-- START RECORDED INFORMATION --

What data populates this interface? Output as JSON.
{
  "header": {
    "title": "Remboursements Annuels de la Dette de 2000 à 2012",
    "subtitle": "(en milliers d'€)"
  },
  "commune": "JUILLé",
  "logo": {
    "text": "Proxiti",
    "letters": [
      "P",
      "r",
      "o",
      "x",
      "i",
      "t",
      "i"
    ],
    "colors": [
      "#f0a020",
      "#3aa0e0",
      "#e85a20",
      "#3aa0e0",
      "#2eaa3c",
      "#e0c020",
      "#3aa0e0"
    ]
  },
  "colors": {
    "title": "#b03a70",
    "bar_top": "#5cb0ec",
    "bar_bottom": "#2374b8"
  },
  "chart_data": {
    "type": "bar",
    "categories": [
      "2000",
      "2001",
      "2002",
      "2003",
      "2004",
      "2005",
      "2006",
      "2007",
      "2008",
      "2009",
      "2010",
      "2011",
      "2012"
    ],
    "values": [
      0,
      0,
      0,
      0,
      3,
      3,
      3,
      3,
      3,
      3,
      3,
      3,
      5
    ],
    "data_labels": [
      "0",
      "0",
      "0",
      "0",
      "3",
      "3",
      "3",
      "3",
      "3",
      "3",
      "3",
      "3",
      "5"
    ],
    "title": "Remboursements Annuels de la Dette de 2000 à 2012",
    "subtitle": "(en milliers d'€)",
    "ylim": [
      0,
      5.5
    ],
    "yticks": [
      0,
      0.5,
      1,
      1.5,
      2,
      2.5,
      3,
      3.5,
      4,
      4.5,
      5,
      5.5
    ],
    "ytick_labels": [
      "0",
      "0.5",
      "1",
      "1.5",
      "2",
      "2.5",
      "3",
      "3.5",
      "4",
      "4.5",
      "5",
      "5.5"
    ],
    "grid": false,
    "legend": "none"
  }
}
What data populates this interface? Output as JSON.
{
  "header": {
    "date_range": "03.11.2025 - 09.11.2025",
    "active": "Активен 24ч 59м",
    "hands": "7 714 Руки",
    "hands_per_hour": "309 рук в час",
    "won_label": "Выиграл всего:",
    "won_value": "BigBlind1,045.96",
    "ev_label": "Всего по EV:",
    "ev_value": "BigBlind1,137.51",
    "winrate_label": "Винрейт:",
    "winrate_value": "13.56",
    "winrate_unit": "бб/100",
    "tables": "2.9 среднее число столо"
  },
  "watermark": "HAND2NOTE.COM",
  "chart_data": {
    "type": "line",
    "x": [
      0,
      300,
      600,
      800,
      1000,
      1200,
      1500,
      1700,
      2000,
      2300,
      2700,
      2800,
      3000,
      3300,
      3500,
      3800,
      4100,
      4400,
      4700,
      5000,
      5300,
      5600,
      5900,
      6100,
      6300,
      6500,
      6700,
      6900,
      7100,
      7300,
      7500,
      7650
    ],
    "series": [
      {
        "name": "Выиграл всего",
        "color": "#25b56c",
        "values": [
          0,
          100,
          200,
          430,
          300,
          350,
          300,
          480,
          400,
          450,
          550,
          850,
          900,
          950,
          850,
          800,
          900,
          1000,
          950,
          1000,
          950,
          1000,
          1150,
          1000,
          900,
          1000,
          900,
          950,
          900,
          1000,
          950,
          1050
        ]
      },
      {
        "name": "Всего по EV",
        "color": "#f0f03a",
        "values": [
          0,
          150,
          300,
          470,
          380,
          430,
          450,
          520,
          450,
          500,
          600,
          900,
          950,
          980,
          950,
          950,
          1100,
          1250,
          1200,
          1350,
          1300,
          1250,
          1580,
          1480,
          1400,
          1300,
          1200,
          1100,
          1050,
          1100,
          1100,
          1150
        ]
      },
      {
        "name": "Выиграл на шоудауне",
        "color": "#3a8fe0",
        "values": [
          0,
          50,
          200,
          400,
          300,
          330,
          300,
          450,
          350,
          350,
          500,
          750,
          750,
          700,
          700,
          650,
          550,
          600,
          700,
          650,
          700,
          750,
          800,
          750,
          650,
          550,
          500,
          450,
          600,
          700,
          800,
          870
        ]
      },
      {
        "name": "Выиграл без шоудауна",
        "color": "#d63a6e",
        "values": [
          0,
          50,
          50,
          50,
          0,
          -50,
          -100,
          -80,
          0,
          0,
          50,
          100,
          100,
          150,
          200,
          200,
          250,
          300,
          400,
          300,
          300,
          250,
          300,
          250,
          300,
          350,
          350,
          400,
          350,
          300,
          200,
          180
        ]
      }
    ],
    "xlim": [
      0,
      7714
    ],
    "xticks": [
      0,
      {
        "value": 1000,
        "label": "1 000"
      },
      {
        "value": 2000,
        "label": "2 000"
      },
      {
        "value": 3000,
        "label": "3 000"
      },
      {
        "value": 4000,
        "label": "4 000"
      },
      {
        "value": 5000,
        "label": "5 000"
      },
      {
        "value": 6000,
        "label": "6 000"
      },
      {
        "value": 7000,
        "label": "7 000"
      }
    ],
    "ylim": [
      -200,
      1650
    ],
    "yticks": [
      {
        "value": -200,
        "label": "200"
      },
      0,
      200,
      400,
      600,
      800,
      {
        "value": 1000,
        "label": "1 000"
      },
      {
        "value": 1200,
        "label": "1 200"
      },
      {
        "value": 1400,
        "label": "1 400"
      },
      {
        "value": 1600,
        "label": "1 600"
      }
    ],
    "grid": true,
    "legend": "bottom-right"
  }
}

-- END RECORDED INFORMATION --

→ **WHAT THE TASK REQUIRES**
Extract each line from the listing above, please, and repeat it exactly.

→ **THE RESULT**
What data populates this interface? Output as JSON.
{
  "header": {
    "title": "Remboursements Annuels de la Dette de 2000 à 2012",
    "subtitle": "(en milliers d'€)"
  },
  "commune": "JUILLé",
  "logo": {
    "text": "Proxiti",
    "letters": [
      "P",
      "r",
      "o",
      "x",
      "i",
      "t",
      "i"
    ],
    "colors": [
      "#f0a020",
      "#3aa0e0",
      "#e85a20",
      "#3aa0e0",
      "#2eaa3c",
      "#e0c020",
      "#3aa0e0"
    ]
  },
  "colors": {
    "title": "#b03a70",
    "bar_top": "#5cb0ec",
    "bar_bottom": "#2374b8"
  },
  "chart_data": {
    "type": "bar",
    "categories": [
      "2000",
      "2001",
      "2002",
      "2003",
      "2004",
      "2005",
      "2006",
      "2007",
      "2008",
      "2009",
      "2010",
      "2011",
      "2012"
    ],
    "values": [
      0,
      0,
      0,
      0,
      3,
      3,
      3,
      3,
      3,
      3,
      3,
      3,
      5
    ],
    "data_labels": [
      "0",
      "0",
      "0",
      "0",
      "3",
      "3",
      "3",
      "3",
      "3",
      "3",
      "3",
      "3",
      "5"
    ],
    "title": "Remboursements Annuels de la Dette de 2000 à 2012",
    "subtitle": "(en milliers d'€)",
    "ylim": [
      0,
      5.5
    ],
    "yticks": [
      0,
      0.5,
      1,
      1.5,
      2,
      2.5,
      3,
      3.5,
      4,
      4.5,
      5,
      5.5
    ],
    "ytick_labels": [
      "0",
      "0.5",
      "1",
      "1.5",
      "2",
      "2.5",
      "3",
      "3.5",
      "4",
      "4.5",
      "5",
      "5.5"
    ],
    "grid": false,
    "legend": "none"
  }
}
What data populates this interface? Output as JSON.
{
  "header": {
    "date_range": "03.11.2025 - 09.11.2025",
    "active": "Активен 24ч 59м",
    "hands": "7 714 Руки",
    "hands_per_hour": "309 рук в час",
    "won_label": "Выиграл всего:",
    "won_value": "BigBlind1,045.96",
    "ev_label": "Всего по EV:",
    "ev_value": "BigBlind1,137.51",
    "winrate_label": "Винрейт:",
    "winrate_value": "13.56",
    "winrate_unit": "бб/100",
    "tables": "2.9 среднее число столо"
  },
  "watermark": "HAND2NOTE.COM",
  "chart_data": {
    "type": "line",
    "x": [
      0,
      300,
      600,
      800,
      1000,
      1200,
      1500,
      1700,
      2000,
      2300,
      2700,
      2800,
      3000,
      3300,
      3500,
      3800,
      4100,
      4400,
      4700,
      5000,
      5300,
      5600,
      5900,
      6100,
      6300,
      6500,
      6700,
      6900,
      7100,
      7300,
      7500,
      7650
    ],
    "series": [
      {
        "name": "Выиграл всего",
        "color": "#25b56c",
        "values": [
          0,
          100,
          200,
          430,
          300,
          350,
          300,
          480,
          400,
          450,
          550,
          850,
          900,
          950,
          850,
          800,
          900,
          1000,
          950,
          1000,
          950,
          1000,
          1150,
          1000,
          900,
          1000,
          900,
          950,
          900,
          1000,
          950,
          1050
        ]
      },
      {
        "name": "Всего по EV",
        "color": "#f0f03a",
        "values": [
          0,
          150,
          300,
          470,
          380,
          430,
          450,
          520,
          450,
          500,
          600,
          900,
          950,
          980,
          950,
          950,
          1100,
          1250,
          1200,
          1350,
          1300,
          1250,
          1580,
          1480,
          1400,
          1300,
          1200,
          1100,
          1050,
          1100,
          1100,
          1150
        ]
      },
      {
        "name": "Выиграл на шоудауне",
        "color": "#3a8fe0",
        "values": [
          0,
          50,
          200,
          400,
          300,
          330,
          300,
          450,
          350,
          350,
          500,
          750,
          750,
          700,
          700,
          650,
          550,
          600,
          700,
          650,
          700,
          750,
          800,
          750,
          650,
          550,
          500,
          450,
          600,
          700,
          800,
          870
        ]
      },
      {
        "name": "Выиграл без шоудауна",
        "color": "#d63a6e",
        "values": [
          0,
          50,
          50,
          50,
          0,
          -50,
          -100,
          -80,
          0,
          0,
          50,
          100,
          100,
          150,
          200,
          200,
          250,
          300,
          400,
          300,
          300,
          250,
          300,
          250,
          300,
          350,
          350,
          400,
          350,
          300,
          200,
          180
        ]
      }
    ],
    "xlim": [
      0,
      7714
    ],
    "xticks": [
      0,
      {
        "value": 1000,
        "label": "1 000"
      },
      {
        "value": 2000,
        "label": "2 000"
      },
      {
        "value": 3000,
        "label": "3 000"
      },
      {
        "value": 4000,
        "label": "4 000"
      },
      {
        "value": 5000,
        "label": "5 000"
      },
      {
        "value": 6000,
        "label": "6 000"
      },
      {
        "value": 7000,
        "label": "7 000"
      }
    ],
    "ylim": [
      -200,
      1650
    ],
    "yticks": [
      {
        "value": -200,
        "label": "200"
      },
      0,
      200,
      400,
      600,
      800,
      {
        "value": 1000,
        "label": "1 000"
      },
      {
        "value": 1200,
        "label": "1 200"
      },
      {
        "value": 1400,
        "label": "1 400"
      },
      {
        "value": 1600,
        "label": "1 600"
      }
    ],
    "grid": true,
    "legend": "bottom-right"
  }
}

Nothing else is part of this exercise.